-- Begin Stored data --

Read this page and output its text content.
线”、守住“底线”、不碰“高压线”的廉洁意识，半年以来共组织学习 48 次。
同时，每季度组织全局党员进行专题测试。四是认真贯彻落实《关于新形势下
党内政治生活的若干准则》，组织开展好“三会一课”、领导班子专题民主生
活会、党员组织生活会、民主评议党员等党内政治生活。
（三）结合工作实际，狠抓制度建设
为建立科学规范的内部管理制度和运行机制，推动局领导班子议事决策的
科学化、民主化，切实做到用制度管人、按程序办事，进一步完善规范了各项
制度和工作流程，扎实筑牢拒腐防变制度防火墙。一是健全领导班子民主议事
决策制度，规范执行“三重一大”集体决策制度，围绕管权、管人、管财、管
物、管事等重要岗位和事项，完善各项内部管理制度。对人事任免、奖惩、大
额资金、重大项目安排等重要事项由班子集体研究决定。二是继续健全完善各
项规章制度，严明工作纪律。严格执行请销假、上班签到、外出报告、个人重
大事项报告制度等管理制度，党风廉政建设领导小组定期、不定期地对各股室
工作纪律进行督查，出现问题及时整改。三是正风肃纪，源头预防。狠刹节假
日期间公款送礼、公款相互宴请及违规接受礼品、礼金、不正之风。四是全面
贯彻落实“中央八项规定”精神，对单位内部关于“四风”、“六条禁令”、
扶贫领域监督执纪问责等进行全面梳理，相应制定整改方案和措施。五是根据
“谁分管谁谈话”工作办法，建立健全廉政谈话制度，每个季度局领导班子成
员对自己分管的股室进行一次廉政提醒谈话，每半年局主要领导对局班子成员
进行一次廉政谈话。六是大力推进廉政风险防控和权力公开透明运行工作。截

-- End Stored data --
-- Begin Stored data --

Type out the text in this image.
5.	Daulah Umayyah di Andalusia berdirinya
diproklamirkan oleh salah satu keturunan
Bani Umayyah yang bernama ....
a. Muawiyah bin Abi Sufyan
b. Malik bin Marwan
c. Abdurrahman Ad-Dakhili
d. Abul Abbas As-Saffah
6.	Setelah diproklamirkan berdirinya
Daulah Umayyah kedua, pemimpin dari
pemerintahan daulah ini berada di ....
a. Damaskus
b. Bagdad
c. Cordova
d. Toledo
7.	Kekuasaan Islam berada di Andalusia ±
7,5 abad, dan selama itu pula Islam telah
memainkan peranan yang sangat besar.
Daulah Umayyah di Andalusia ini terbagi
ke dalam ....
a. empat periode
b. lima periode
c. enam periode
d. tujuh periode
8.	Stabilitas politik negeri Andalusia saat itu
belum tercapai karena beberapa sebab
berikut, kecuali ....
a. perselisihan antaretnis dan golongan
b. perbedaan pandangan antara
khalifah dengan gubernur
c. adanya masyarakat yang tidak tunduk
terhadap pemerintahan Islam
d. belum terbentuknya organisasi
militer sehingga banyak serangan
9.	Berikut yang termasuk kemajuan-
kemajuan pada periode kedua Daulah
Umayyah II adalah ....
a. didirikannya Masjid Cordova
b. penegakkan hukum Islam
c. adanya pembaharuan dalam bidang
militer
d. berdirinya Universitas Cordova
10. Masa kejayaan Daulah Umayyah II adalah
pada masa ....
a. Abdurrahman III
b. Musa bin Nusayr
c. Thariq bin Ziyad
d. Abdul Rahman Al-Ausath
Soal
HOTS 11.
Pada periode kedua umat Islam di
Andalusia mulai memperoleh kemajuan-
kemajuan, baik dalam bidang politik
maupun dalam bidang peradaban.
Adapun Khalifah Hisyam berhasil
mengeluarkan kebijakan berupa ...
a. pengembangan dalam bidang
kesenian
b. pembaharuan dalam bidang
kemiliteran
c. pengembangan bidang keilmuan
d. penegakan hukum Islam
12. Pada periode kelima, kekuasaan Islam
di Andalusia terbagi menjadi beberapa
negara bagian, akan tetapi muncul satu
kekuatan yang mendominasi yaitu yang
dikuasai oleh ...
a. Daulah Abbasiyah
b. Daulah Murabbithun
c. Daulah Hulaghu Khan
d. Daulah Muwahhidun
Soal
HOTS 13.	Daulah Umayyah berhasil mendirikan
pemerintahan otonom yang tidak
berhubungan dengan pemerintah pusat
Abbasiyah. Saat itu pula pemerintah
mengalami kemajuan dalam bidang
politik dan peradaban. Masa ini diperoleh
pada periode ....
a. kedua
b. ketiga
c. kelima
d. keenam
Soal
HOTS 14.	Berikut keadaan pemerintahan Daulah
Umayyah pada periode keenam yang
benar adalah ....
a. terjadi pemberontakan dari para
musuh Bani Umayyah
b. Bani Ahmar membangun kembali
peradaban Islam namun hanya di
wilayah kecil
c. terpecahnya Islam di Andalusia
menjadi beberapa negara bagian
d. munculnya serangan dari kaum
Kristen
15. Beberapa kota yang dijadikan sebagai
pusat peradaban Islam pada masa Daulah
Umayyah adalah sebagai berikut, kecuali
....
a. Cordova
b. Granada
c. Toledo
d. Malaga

-- End Stored data --
-- Begin Stored data --

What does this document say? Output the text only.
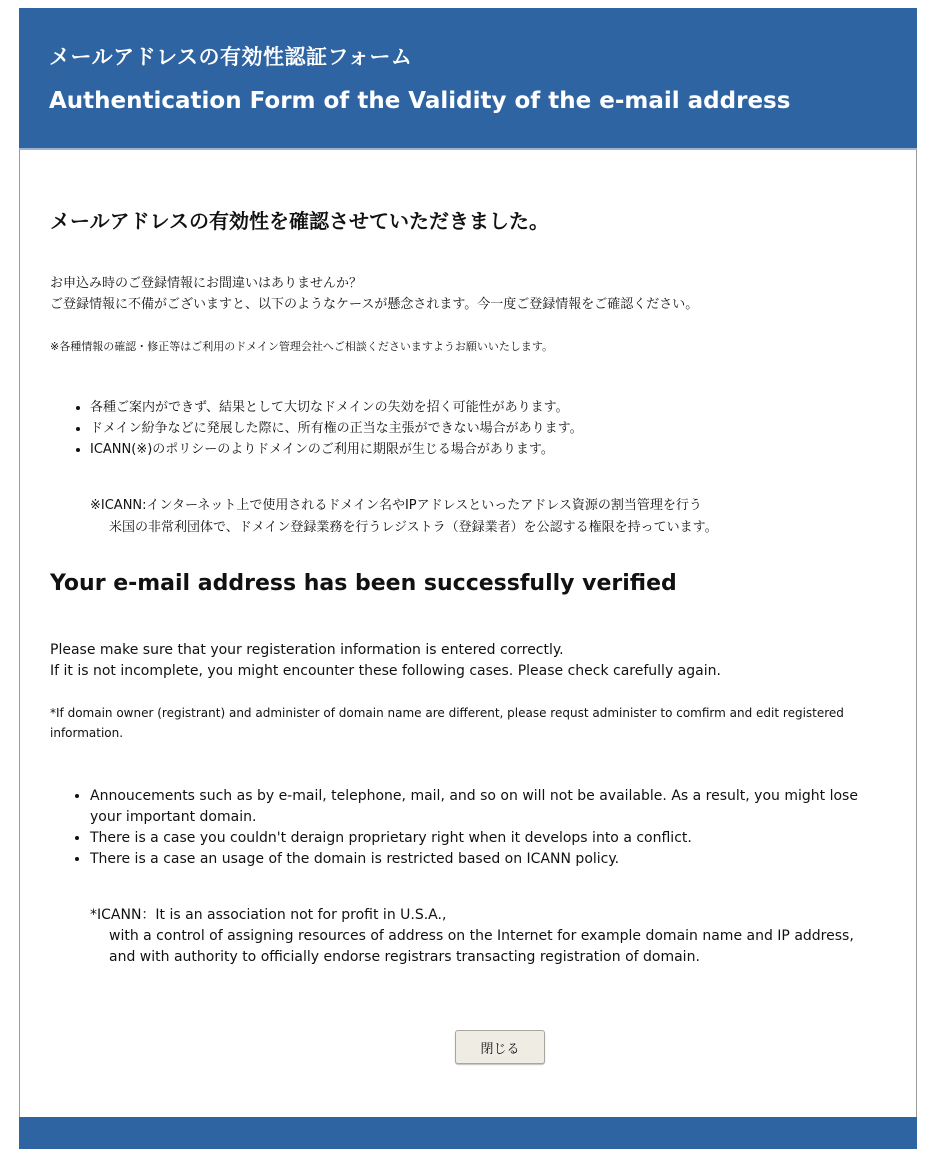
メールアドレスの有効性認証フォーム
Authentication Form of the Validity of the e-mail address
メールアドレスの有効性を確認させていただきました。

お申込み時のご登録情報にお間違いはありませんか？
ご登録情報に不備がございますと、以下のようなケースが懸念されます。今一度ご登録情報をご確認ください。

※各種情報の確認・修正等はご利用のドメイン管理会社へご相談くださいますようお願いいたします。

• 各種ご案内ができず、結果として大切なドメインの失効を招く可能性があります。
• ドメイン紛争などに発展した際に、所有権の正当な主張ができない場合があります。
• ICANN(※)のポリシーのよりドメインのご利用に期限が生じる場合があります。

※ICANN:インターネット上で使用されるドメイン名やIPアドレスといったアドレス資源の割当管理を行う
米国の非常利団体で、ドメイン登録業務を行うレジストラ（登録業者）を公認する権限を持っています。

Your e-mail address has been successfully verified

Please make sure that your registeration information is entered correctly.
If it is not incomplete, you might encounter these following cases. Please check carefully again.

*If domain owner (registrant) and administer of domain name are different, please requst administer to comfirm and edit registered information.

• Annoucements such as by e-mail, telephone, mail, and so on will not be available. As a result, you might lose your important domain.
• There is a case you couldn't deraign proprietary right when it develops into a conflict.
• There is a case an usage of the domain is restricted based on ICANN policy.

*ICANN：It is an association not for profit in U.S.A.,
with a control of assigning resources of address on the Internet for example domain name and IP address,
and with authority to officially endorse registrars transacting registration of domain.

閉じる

-- End Stored data --

_What is required_. Show every line in the records above that contains the word "satu".

_Solution to this exercise_.
diproklamirkan oleh salah satu keturunan
negara bagian, akan tetapi muncul satu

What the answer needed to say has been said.